* Begin RECORDS SHOWN *

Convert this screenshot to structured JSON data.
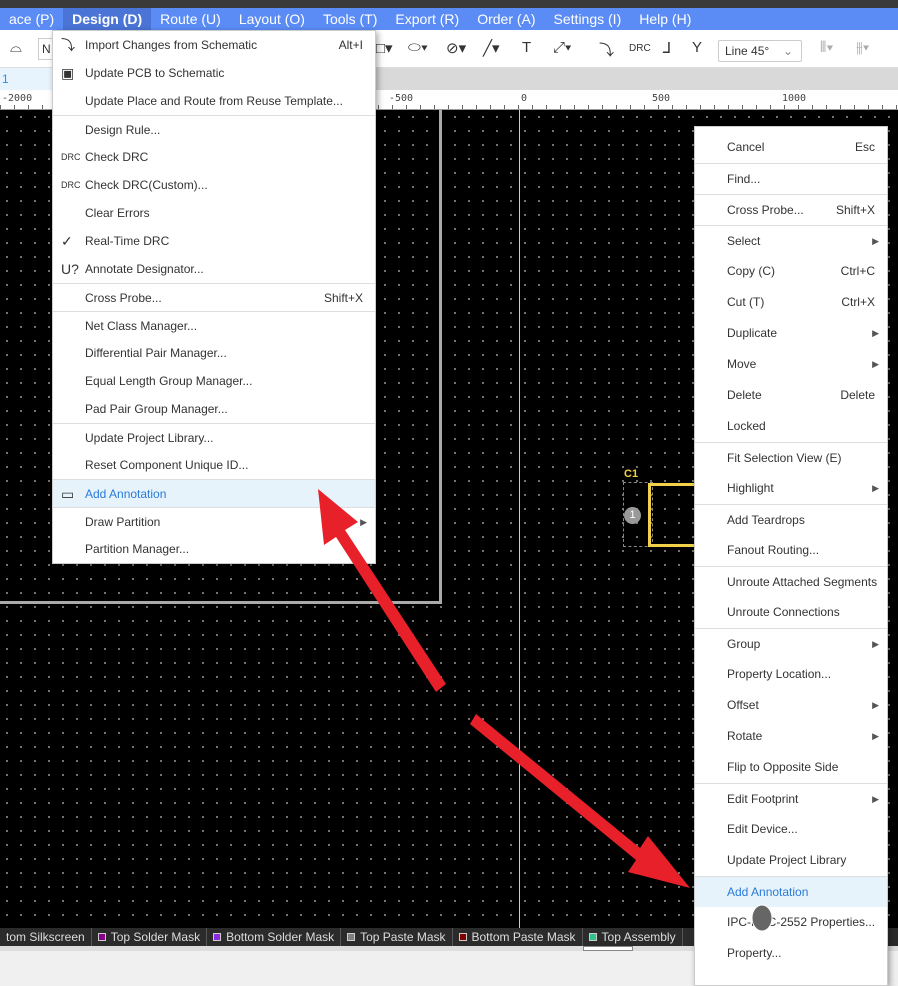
{
  "menubar": [
    "ace (P)",
    "Design (D)",
    "Route (U)",
    "Layout (O)",
    "Tools (T)",
    "Export (R)",
    "Order (A)",
    "Settings (I)",
    "Help (H)"
  ],
  "toolbar": {
    "line_mode": "Line 45°",
    "drc": "DRC",
    "partial_input": "N"
  },
  "tab": "1",
  "ruler": [
    "-2000",
    "-500",
    "0",
    "500",
    "1000"
  ],
  "design_menu": [
    {
      "label": "Import Changes from Schematic",
      "shortcut": "Alt+I",
      "icon": "import-icon"
    },
    {
      "label": "Update PCB to Schematic",
      "icon": "update-schematic-icon"
    },
    {
      "label": "Update Place and Route from Reuse Template..."
    },
    {
      "label": "Design Rule...",
      "sep": true
    },
    {
      "label": "Check DRC",
      "icon": "drc-icon"
    },
    {
      "label": "Check DRC(Custom)...",
      "icon": "drc-icon"
    },
    {
      "label": "Clear Errors"
    },
    {
      "label": "Real-Time DRC",
      "icon": "check-icon"
    },
    {
      "label": "Annotate Designator...",
      "icon": "annotate-designator-icon"
    },
    {
      "label": "Cross Probe...",
      "shortcut": "Shift+X",
      "sep": true
    },
    {
      "label": "Net Class Manager...",
      "sep": true
    },
    {
      "label": "Differential Pair Manager..."
    },
    {
      "label": "Equal Length Group Manager..."
    },
    {
      "label": "Pad Pair Group Manager..."
    },
    {
      "label": "Update Project Library...",
      "sep": true
    },
    {
      "label": "Reset Component Unique ID..."
    },
    {
      "label": "Add Annotation",
      "sep": true,
      "highlight": true,
      "icon": "annotation-icon"
    },
    {
      "label": "Draw Partition",
      "sep": true,
      "submenu": true
    },
    {
      "label": "Partition Manager..."
    }
  ],
  "context_menu": [
    {
      "label": "Cancel",
      "shortcut": "Esc"
    },
    {
      "label": "Find...",
      "sep": true
    },
    {
      "label": "Cross Probe...",
      "shortcut": "Shift+X",
      "sep": true
    },
    {
      "label": "Select",
      "submenu": true,
      "sep": true
    },
    {
      "label": "Copy (C)",
      "shortcut": "Ctrl+C"
    },
    {
      "label": "Cut (T)",
      "shortcut": "Ctrl+X"
    },
    {
      "label": "Duplicate",
      "submenu": true
    },
    {
      "label": "Move",
      "submenu": true
    },
    {
      "label": "Delete",
      "shortcut": "Delete"
    },
    {
      "label": "Locked"
    },
    {
      "label": "Fit Selection View (E)",
      "sep": true
    },
    {
      "label": "Highlight",
      "submenu": true
    },
    {
      "label": "Add Teardrops",
      "sep": true
    },
    {
      "label": "Fanout Routing..."
    },
    {
      "label": "Unroute Attached Segments",
      "sep": true
    },
    {
      "label": "Unroute Connections"
    },
    {
      "label": "Group",
      "submenu": true,
      "sep": true
    },
    {
      "label": "Property Location..."
    },
    {
      "label": "Offset",
      "submenu": true
    },
    {
      "label": "Rotate",
      "submenu": true
    },
    {
      "label": "Flip to Opposite Side"
    },
    {
      "label": "Edit Footprint",
      "submenu": true,
      "sep": true
    },
    {
      "label": "Edit Device..."
    },
    {
      "label": "Update Project Library"
    },
    {
      "label": "Add Annotation",
      "sep": true,
      "highlight": true
    },
    {
      "label": "IPC-NAC-2552 Properties..."
    },
    {
      "label": "Property..."
    }
  ],
  "component": {
    "designator": "C1",
    "pad": "1"
  },
  "layers": [
    {
      "label": "tom Silkscreen"
    },
    {
      "label": "Top Solder Mask",
      "color": "#8b008b"
    },
    {
      "label": "Bottom Solder Mask",
      "color": "#8a2be2"
    },
    {
      "label": "Top Paste Mask",
      "color": "#808080"
    },
    {
      "label": "Bottom Paste Mask",
      "color": "#800000"
    },
    {
      "label": "Top Assembly",
      "color": "#33c28a"
    }
  ],
  "colors": {
    "menubar": "#5b8cf6",
    "highlight": "#e6f3fb",
    "arrow": "#e8202a",
    "component": "#f2d14a"
  }
}
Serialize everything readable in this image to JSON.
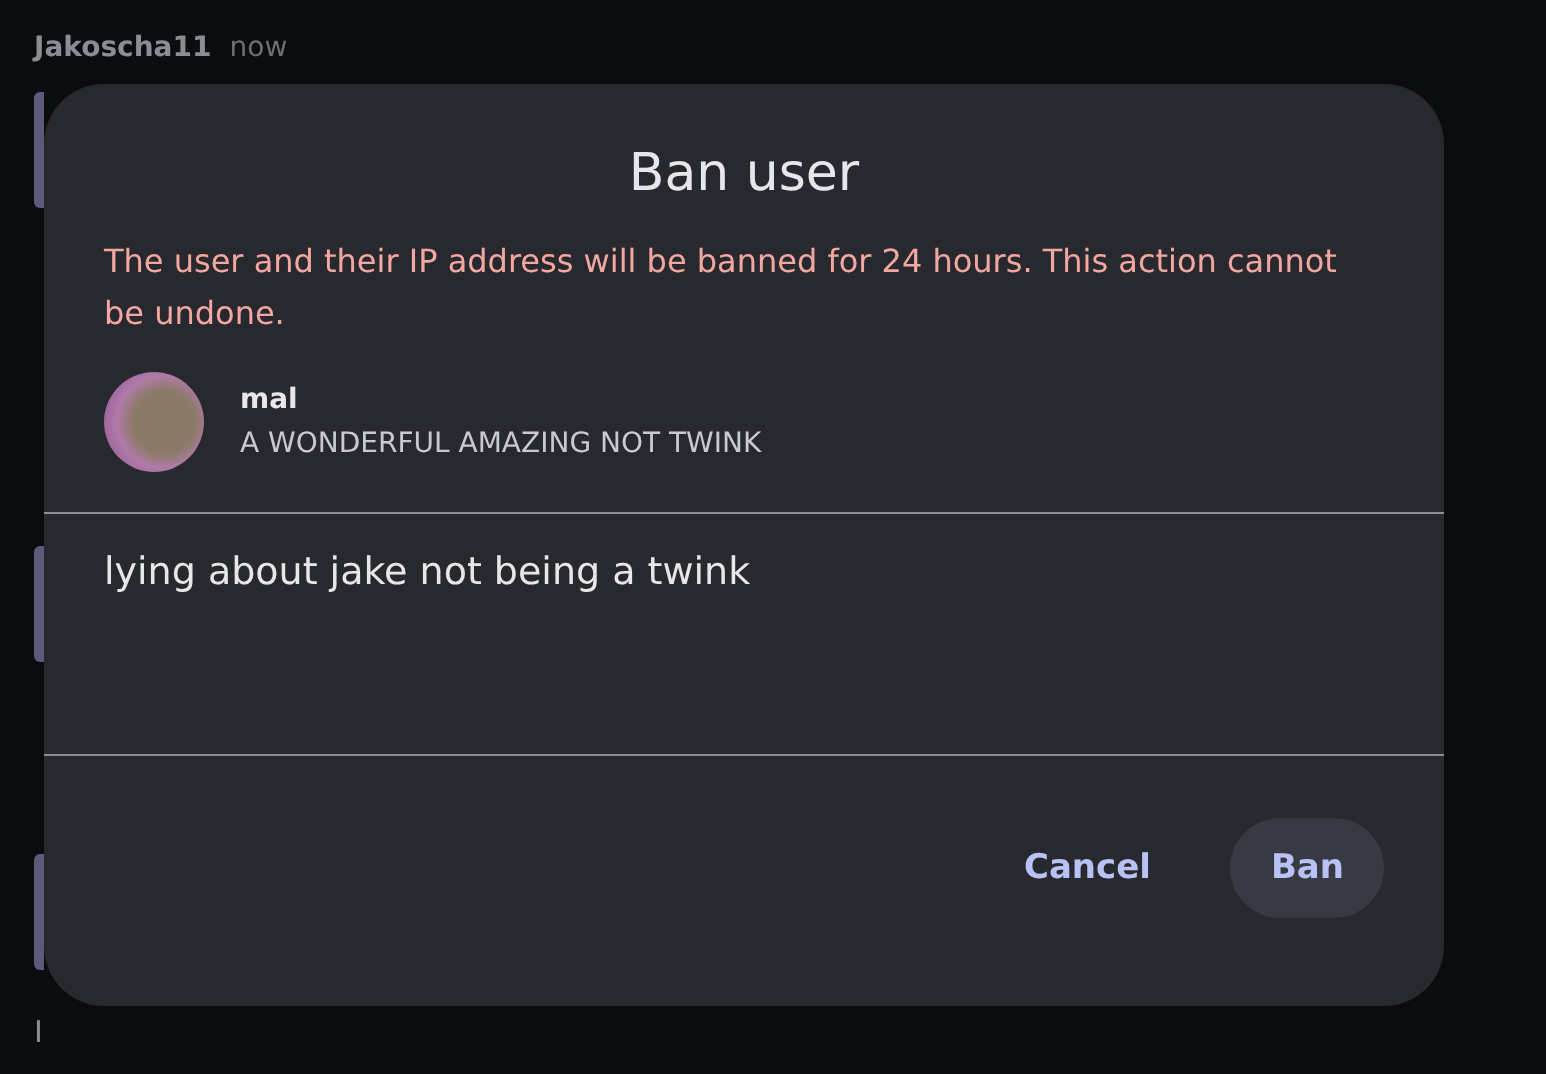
{
  "chat": {
    "author": "Jakoscha11",
    "time": "now",
    "items": [
      {
        "kind": "bar"
      },
      {
        "kind": "bar"
      },
      {
        "kind": "bar"
      },
      {
        "kind": "text",
        "text": "I"
      }
    ]
  },
  "dialog": {
    "title": "Ban user",
    "warning": "The user and their IP address will be banned for 24 hours. This action cannot be undone.",
    "user": {
      "name": "mal",
      "subtitle": "A WONDERFUL AMAZING NOT TWINK"
    },
    "reason": {
      "value": "lying about jake not being a twink"
    },
    "buttons": [
      {
        "label": "Cancel",
        "kind": "text"
      },
      {
        "label": "Ban",
        "kind": "filled"
      }
    ]
  }
}
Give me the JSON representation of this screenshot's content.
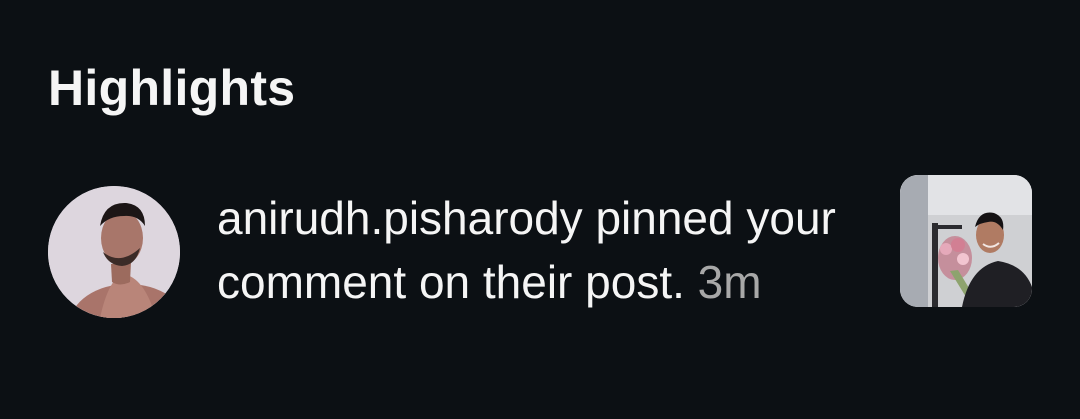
{
  "section": {
    "title": "Highlights"
  },
  "notification": {
    "username": "anirudh.pisharody",
    "message": " pinned your comment on their post.",
    "time": "3m",
    "avatar_icon": "profile-photo",
    "thumbnail_icon": "post-thumbnail"
  },
  "colors": {
    "background": "#0c1014",
    "primary_text": "#f5f5f5",
    "secondary_text": "#a8a8a8"
  }
}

* End RECORDS SHOWN *

Every entry above should be duplicated exactly. Do not include the images.

Convert this screenshot to structured JSON data.
{
  "menubar": [
    "ace (P)",
    "Design (D)",
    "Route (U)",
    "Layout (O)",
    "Tools (T)",
    "Export (R)",
    "Order (A)",
    "Settings (I)",
    "Help (H)"
  ],
  "toolbar": {
    "line_mode": "Line 45°",
    "drc": "DRC",
    "partial_input": "N"
  },
  "tab": "1",
  "ruler": [
    "-2000",
    "-500",
    "0",
    "500",
    "1000"
  ],
  "design_menu": [
    {
      "label": "Import Changes from Schematic",
      "shortcut": "Alt+I",
      "icon": "import-icon"
    },
    {
      "label": "Update PCB to Schematic",
      "icon": "update-schematic-icon"
    },
    {
      "label": "Update Place and Route from Reuse Template..."
    },
    {
      "label": "Design Rule...",
      "sep": true
    },
    {
      "label": "Check DRC",
      "icon": "drc-icon"
    },
    {
      "label": "Check DRC(Custom)...",
      "icon": "drc-icon"
    },
    {
      "label": "Clear Errors"
    },
    {
      "label": "Real-Time DRC",
      "icon": "check-icon"
    },
    {
      "label": "Annotate Designator...",
      "icon": "annotate-designator-icon"
    },
    {
      "label": "Cross Probe...",
      "shortcut": "Shift+X",
      "sep": true
    },
    {
      "label": "Net Class Manager...",
      "sep": true
    },
    {
      "label": "Differential Pair Manager..."
    },
    {
      "label": "Equal Length Group Manager..."
    },
    {
      "label": "Pad Pair Group Manager..."
    },
    {
      "label": "Update Project Library...",
      "sep": true
    },
    {
      "label": "Reset Component Unique ID..."
    },
    {
      "label": "Add Annotation",
      "sep": true,
      "highlight": true,
      "icon": "annotation-icon"
    },
    {
      "label": "Draw Partition",
      "sep": true,
      "submenu": true
    },
    {
      "label": "Partition Manager..."
    }
  ],
  "context_menu": [
    {
      "label": "Cancel",
      "shortcut": "Esc"
    },
    {
      "label": "Find...",
      "sep": true
    },
    {
      "label": "Cross Probe...",
      "shortcut": "Shift+X",
      "sep": true
    },
    {
      "label": "Select",
      "submenu": true,
      "sep": true
    },
    {
      "label": "Copy (C)",
      "shortcut": "Ctrl+C"
    },
    {
      "label": "Cut (T)",
      "shortcut": "Ctrl+X"
    },
    {
      "label": "Duplicate",
      "submenu": true
    },
    {
      "label": "Move",
      "submenu": true
    },
    {
      "label": "Delete",
      "shortcut": "Delete"
    },
    {
      "label": "Locked"
    },
    {
      "label": "Fit Selection View (E)",
      "sep": true
    },
    {
      "label": "Highlight",
      "submenu": true
    },
    {
      "label": "Add Teardrops",
      "sep": true
    },
    {
      "label": "Fanout Routing..."
    },
    {
      "label": "Unroute Attached Segments",
      "sep": true
    },
    {
      "label": "Unroute Connections"
    },
    {
      "label": "Group",
      "submenu": true,
      "sep": true
    },
    {
      "label": "Property Location..."
    },
    {
      "label": "Offset",
      "submenu": true
    },
    {
      "label": "Rotate",
      "submenu": true
    },
    {
      "label": "Flip to Opposite Side"
    },
    {
      "label": "Edit Footprint",
      "submenu": true,
      "sep": true
    },
    {
      "label": "Edit Device..."
    },
    {
      "label": "Update Project Library"
    },
    {
      "label": "Add Annotation",
      "sep": true,
      "highlight": true
    },
    {
      "label": "IPC-NAC-2552 Properties..."
    },
    {
      "label": "Property..."
    }
  ],
  "component": {
    "designator": "C1",
    "pad": "1"
  },
  "layers": [
    {
      "label": "tom Silkscreen"
    },
    {
      "label": "Top Solder Mask",
      "color": "#8b008b"
    },
    {
      "label": "Bottom Solder Mask",
      "color": "#8a2be2"
    },
    {
      "label": "Top Paste Mask",
      "color": "#808080"
    },
    {
      "label": "Bottom Paste Mask",
      "color": "#800000"
    },
    {
      "label": "Top Assembly",
      "color": "#33c28a"
    }
  ],
  "colors": {
    "menubar": "#5b8cf6",
    "highlight": "#e6f3fb",
    "arrow": "#e8202a",
    "component": "#f2d14a"
  }
}
Serialize everything readable in this image to JSON.
{
  "chat": {
    "author": "Jakoscha11",
    "time": "now",
    "items": [
      {
        "kind": "bar"
      },
      {
        "kind": "bar"
      },
      {
        "kind": "bar"
      },
      {
        "kind": "text",
        "text": "I"
      }
    ]
  },
  "dialog": {
    "title": "Ban user",
    "warning": "The user and their IP address will be banned for 24 hours. This action cannot be undone.",
    "user": {
      "name": "mal",
      "subtitle": "A WONDERFUL AMAZING NOT TWINK"
    },
    "reason": {
      "value": "lying about jake not being a twink"
    },
    "buttons": [
      {
        "label": "Cancel",
        "kind": "text"
      },
      {
        "label": "Ban",
        "kind": "filled"
      }
    ]
  }
}
Give me the JSON representation of this screenshot's content.
{
  "section": {
    "title": "Highlights"
  },
  "notification": {
    "username": "anirudh.pisharody",
    "message": " pinned your comment on their post.",
    "time": "3m",
    "avatar_icon": "profile-photo",
    "thumbnail_icon": "post-thumbnail"
  },
  "colors": {
    "background": "#0c1014",
    "primary_text": "#f5f5f5",
    "secondary_text": "#a8a8a8"
  }
}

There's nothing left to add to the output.